What is expected: Filter the lines below, copying only those with the string "także".

# start of Items

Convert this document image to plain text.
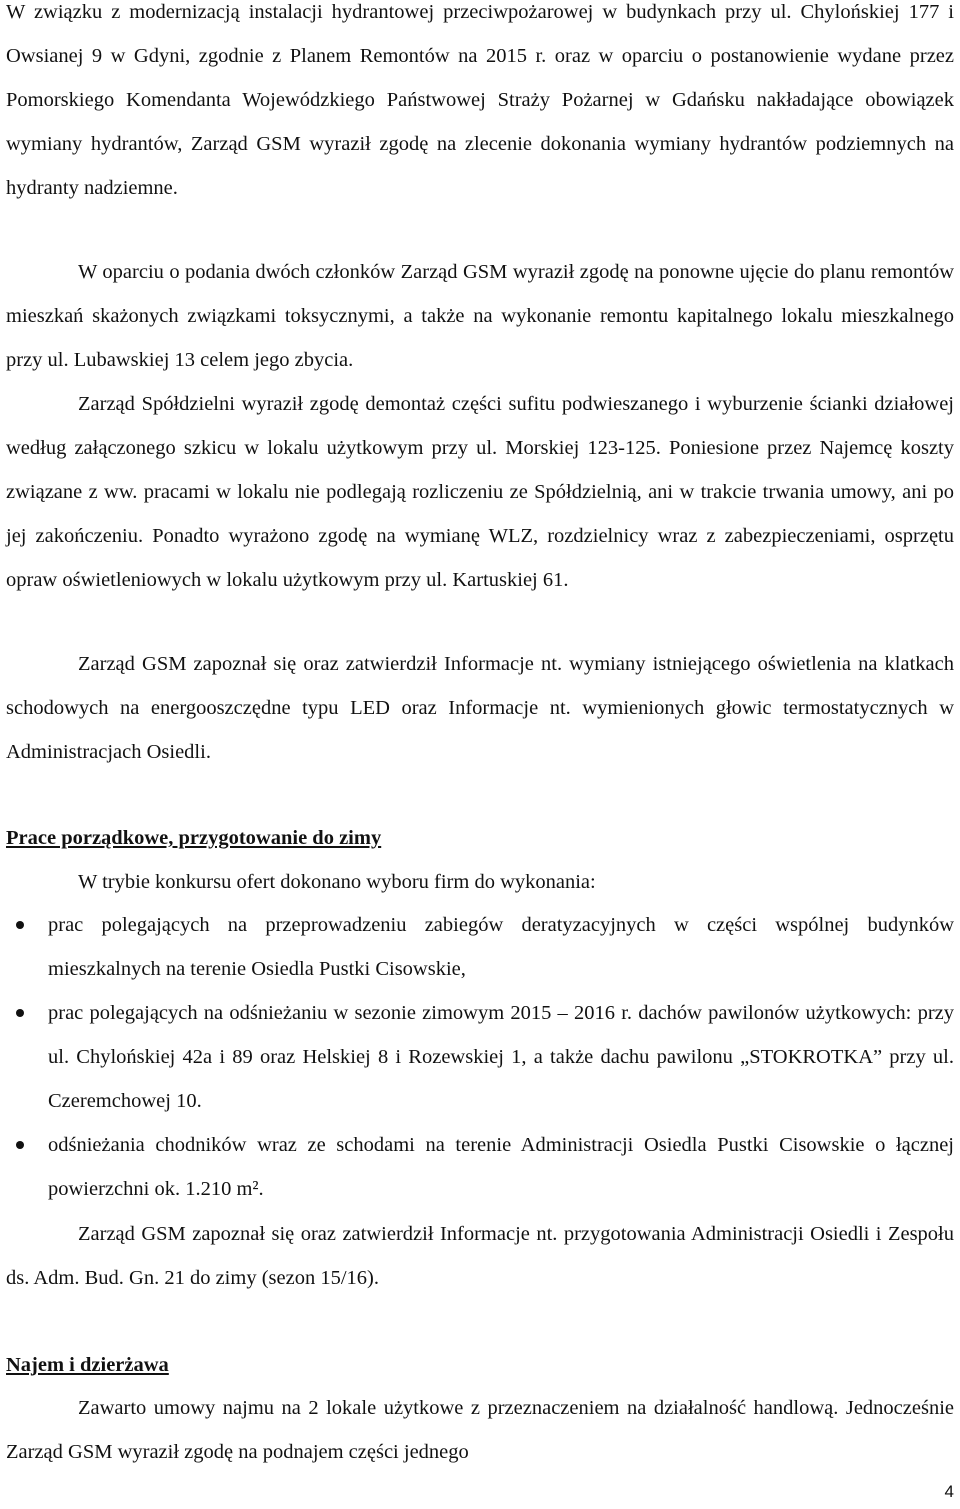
W związku z modernizacją instalacji hydrantowej przeciwpożarowej w budynkach przy ul. Chylońskiej 177 i Owsianej 9 w Gdyni, zgodnie z Planem Remontów na 2015 r. oraz w oparciu o postanowienie wydane przez Pomorskiego Komendanta Wojewódzkiego Państwowej Straży Pożarnej w Gdańsku nakładające obowiązek wymiany hydrantów, Zarząd GSM wyraził zgodę na zlecenie dokonania wymiany hydrantów podziemnych na hydranty nadziemne.

W oparciu o podania dwóch członków Zarząd GSM wyraził zgodę na ponowne ujęcie do planu remontów mieszkań skażonych związkami toksycznymi, a także na wykonanie remontu kapitalnego lokalu mieszkalnego przy ul. Lubawskiej 13 celem jego zbycia.

Zarząd Spółdzielni wyraził zgodę demontaż części sufitu podwieszanego i wyburzenie ścianki działowej według załączonego szkicu w lokalu użytkowym przy ul. Morskiej 123-125. Poniesione przez Najemcę koszty związane z ww. pracami w lokalu nie podlegają rozliczeniu ze Spółdzielnią, ani w trakcie trwania umowy, ani po jej zakończeniu. Ponadto wyrażono zgodę na wymianę WLZ, rozdzielnicy wraz z zabezpieczeniami, osprzętu opraw oświetleniowych w lokalu użytkowym przy ul. Kartuskiej 61.

Zarząd GSM zapoznał się oraz zatwierdził Informacje nt. wymiany istniejącego oświetlenia na klatkach schodowych na energooszczędne typu LED oraz Informacje nt. wymienionych głowic termostatycznych w Administracjach Osiedli.

Prace porządkowe, przygotowanie do zimy

W trybie konkursu ofert dokonano wyboru firm do wykonania:

prac polegających na przeprowadzeniu zabiegów deratyzacyjnych w części wspólnej budynków mieszkalnych na terenie Osiedla Pustki Cisowskie,
prac polegających na odśnieżaniu w sezonie zimowym 2015 – 2016 r. dachów pawilonów użytkowych: przy ul. Chylońskiej 42a i 89 oraz Helskiej 8 i Rozewskiej 1, a także dachu pawilonu „STOKROTKA” przy ul. Czeremchowej 10.
odśnieżania chodników wraz ze schodami na terenie Administracji Osiedla Pustki Cisowskie o łącznej powierzchni ok. 1.210 m².

Zarząd GSM zapoznał się oraz zatwierdził Informacje nt. przygotowania Administracji Osiedli i Zespołu ds. Adm. Bud. Gn. 21 do zimy (sezon 15/16).

Najem i dzierżawa

Zawarto umowy najmu na 2 lokale użytkowe z przeznaczeniem na działalność handlową. Jednocześnie Zarząd GSM wyraził zgodę na podnajem części jednego

4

# end of Items

Full solution:
W oparciu o podania dwóch członków Zarząd GSM wyraził zgodę na ponowne ujęcie do planu remontów mieszkań skażonych związkami toksycznymi, a także na wykonanie remontu kapitalnego lokalu mieszkalnego przy ul. Lubawskiej 13 celem jego zbycia.
prac polegających na odśnieżaniu w sezonie zimowym 2015 – 2016 r. dachów pawilonów użytkowych: przy ul. Chylońskiej 42a i 89 oraz Helskiej 8 i Rozewskiej 1, a także dachu pawilonu „STOKROTKA” przy ul. Czeremchowej 10.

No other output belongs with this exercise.